**REQUEST:**
Return each line of the listing that contains the string "mass".

--- Begin EXTRACTED RECORDS ---

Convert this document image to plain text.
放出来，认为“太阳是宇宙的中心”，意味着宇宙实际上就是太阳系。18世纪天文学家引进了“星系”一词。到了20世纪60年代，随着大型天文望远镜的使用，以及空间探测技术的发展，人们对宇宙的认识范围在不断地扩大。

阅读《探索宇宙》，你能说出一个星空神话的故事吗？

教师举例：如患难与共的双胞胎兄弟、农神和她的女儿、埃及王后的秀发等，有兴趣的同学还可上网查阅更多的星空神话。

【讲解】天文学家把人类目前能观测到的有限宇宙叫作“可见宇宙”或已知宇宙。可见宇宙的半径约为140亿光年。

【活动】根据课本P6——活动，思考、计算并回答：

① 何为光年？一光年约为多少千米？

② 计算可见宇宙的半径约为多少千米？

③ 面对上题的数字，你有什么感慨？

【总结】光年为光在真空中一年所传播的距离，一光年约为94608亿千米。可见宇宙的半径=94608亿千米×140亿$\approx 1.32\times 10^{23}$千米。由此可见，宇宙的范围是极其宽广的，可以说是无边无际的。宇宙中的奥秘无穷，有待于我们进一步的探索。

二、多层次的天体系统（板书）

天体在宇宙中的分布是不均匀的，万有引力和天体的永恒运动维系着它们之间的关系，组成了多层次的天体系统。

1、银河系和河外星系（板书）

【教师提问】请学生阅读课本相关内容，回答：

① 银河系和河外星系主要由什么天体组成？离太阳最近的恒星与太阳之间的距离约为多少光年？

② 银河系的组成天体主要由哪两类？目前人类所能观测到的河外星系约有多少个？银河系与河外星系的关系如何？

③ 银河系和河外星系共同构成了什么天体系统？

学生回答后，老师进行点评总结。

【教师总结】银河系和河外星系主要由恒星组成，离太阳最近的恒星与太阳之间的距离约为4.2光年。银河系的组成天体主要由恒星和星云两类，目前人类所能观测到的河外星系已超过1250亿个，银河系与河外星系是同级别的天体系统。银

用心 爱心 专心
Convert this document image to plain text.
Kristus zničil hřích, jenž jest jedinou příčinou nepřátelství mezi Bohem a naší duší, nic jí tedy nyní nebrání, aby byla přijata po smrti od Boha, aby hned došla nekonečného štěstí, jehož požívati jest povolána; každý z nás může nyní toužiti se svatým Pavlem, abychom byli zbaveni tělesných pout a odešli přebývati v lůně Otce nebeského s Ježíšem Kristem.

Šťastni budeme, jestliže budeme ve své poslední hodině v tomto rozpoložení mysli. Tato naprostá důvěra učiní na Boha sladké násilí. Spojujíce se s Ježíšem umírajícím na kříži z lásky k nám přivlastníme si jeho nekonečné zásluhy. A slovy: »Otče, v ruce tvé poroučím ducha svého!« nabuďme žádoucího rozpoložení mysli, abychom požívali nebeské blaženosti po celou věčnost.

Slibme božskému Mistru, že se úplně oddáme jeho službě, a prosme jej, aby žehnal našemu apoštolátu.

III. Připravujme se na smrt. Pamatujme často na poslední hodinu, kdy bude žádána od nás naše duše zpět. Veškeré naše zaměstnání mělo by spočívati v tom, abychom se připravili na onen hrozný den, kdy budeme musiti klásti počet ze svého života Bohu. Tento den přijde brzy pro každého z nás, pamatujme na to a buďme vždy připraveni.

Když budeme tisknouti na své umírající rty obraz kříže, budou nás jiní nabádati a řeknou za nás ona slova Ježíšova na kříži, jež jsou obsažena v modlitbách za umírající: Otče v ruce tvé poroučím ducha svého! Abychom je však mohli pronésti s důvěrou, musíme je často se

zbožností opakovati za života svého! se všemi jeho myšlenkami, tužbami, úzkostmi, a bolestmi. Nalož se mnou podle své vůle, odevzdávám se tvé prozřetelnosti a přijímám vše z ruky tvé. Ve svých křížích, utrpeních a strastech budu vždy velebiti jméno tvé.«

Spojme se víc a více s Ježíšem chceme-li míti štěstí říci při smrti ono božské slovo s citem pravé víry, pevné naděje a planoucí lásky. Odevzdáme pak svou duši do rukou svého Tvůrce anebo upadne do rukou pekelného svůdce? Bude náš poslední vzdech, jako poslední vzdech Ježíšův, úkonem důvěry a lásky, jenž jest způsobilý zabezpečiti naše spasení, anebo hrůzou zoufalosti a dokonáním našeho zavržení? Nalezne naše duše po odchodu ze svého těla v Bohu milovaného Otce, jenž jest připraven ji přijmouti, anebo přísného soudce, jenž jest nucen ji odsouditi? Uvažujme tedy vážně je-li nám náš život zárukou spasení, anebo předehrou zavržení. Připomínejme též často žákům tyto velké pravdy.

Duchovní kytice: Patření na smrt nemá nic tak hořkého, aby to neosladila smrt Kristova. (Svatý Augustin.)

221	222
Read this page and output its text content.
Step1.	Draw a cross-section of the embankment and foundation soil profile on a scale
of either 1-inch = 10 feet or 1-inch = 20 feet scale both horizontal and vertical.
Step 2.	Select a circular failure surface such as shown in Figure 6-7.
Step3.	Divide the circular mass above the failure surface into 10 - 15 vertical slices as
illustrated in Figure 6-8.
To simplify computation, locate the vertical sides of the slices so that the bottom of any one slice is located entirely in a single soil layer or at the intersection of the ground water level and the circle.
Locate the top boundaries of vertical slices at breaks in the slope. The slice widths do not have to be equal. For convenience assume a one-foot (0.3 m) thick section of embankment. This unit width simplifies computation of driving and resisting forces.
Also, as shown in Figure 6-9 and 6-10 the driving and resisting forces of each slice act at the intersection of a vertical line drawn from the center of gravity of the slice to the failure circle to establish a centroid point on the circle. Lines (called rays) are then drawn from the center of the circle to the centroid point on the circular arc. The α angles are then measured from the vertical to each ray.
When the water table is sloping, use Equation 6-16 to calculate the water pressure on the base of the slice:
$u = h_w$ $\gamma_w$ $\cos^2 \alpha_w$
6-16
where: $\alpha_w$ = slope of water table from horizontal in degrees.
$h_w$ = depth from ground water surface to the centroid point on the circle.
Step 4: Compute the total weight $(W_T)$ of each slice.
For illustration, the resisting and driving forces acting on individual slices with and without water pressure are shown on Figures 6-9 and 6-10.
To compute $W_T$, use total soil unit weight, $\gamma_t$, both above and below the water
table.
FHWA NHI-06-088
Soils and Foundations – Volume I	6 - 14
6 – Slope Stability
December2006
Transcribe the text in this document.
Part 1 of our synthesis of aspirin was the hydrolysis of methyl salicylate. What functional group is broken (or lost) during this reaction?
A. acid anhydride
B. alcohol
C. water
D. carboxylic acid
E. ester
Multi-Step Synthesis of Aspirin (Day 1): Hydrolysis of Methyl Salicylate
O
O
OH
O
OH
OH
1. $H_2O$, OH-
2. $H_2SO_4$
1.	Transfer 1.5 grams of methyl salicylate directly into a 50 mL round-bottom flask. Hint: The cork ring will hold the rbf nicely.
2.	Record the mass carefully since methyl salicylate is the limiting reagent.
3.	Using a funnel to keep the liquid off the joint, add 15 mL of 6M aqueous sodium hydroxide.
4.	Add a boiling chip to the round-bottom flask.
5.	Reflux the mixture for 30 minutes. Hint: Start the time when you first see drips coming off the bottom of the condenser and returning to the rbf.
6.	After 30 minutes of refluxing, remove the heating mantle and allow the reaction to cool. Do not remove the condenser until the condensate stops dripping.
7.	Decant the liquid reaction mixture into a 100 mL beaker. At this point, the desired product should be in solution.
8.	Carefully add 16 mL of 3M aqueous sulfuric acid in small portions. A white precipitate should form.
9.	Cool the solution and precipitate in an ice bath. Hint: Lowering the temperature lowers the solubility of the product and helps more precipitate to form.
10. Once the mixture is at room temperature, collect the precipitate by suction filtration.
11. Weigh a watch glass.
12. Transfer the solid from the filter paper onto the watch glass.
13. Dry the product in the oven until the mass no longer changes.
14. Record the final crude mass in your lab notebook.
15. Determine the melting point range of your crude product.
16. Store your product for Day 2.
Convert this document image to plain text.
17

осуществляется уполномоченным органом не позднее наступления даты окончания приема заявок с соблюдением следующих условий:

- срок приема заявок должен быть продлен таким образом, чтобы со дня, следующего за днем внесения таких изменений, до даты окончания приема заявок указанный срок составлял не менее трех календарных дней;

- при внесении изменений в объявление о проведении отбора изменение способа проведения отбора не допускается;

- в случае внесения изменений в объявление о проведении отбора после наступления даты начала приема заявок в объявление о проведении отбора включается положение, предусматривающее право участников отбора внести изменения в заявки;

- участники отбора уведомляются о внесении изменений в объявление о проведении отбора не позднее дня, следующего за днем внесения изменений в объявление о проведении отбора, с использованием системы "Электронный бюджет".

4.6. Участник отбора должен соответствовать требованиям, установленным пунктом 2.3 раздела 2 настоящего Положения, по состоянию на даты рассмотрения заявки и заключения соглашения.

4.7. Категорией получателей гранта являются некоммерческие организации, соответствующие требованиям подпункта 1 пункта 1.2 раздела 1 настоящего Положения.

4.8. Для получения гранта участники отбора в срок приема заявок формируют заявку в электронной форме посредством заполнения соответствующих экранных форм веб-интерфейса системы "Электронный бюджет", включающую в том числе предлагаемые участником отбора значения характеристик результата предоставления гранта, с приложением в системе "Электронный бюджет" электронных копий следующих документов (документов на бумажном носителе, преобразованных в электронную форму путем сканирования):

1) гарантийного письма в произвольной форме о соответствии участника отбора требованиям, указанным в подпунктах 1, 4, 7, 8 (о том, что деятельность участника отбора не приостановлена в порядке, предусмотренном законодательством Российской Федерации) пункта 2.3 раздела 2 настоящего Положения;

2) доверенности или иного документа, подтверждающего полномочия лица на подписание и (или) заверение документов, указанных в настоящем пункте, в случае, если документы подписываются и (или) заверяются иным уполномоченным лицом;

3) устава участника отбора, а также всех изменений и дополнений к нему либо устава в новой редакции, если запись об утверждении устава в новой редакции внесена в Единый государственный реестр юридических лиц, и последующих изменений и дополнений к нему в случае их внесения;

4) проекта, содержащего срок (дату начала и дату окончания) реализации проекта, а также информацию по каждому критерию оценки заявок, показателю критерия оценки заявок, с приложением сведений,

--- End EXTRACTED RECORDS ---

**THE REPLY:**
Step3.	Divide the circular mass above the failure surface into 10 - 15 vertical slices as
2.	Record the mass carefully since methyl salicylate is the limiting reagent.
13. Dry the product in the oven until the mass no longer changes.
14. Record the final crude mass in your lab notebook.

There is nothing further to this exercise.